_Exercise brief_: Look below and pull out each line with the word "Anxiety".

_Records provided_:

** Start **

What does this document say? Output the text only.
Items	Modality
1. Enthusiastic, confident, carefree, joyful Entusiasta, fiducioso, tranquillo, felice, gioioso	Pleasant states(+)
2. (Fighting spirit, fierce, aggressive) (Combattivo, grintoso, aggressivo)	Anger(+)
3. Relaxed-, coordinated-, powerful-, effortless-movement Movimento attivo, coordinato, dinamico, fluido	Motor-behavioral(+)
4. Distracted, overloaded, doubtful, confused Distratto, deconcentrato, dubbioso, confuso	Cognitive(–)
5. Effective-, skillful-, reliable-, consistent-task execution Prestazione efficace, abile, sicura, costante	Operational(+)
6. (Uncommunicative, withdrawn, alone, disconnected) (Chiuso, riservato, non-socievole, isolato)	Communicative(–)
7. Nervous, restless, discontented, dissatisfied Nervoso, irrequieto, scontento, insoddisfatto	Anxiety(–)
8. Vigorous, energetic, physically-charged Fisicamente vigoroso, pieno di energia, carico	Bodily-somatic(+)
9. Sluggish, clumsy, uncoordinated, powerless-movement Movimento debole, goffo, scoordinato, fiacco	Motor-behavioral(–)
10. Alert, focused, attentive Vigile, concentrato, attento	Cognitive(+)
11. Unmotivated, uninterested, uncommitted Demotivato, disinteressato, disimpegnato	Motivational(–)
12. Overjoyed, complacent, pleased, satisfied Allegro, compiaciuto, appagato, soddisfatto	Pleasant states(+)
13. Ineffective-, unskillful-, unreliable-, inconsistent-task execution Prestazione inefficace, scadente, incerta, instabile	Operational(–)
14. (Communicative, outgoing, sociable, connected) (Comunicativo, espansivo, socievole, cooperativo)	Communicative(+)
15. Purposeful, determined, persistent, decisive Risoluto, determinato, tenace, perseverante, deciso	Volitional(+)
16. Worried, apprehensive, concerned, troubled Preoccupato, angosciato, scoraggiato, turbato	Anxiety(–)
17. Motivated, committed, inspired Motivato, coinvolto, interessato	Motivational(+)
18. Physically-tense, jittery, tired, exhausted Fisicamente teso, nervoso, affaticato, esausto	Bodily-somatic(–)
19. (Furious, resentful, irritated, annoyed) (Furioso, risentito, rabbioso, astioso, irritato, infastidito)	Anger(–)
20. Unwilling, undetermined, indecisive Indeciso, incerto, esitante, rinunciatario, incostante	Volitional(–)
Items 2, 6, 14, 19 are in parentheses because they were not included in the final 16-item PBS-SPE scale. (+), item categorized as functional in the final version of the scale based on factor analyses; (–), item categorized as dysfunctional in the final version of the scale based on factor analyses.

** End **

_Exercise solution_:
7. Nervous, restless, discontented, dissatisfied Nervoso, irrequieto, scontento, insoddisfatto	Anxiety(–)
16. Worried, apprehensive, concerned, troubled Preoccupato, angosciato, scoraggiato, turbato	Anxiety(–)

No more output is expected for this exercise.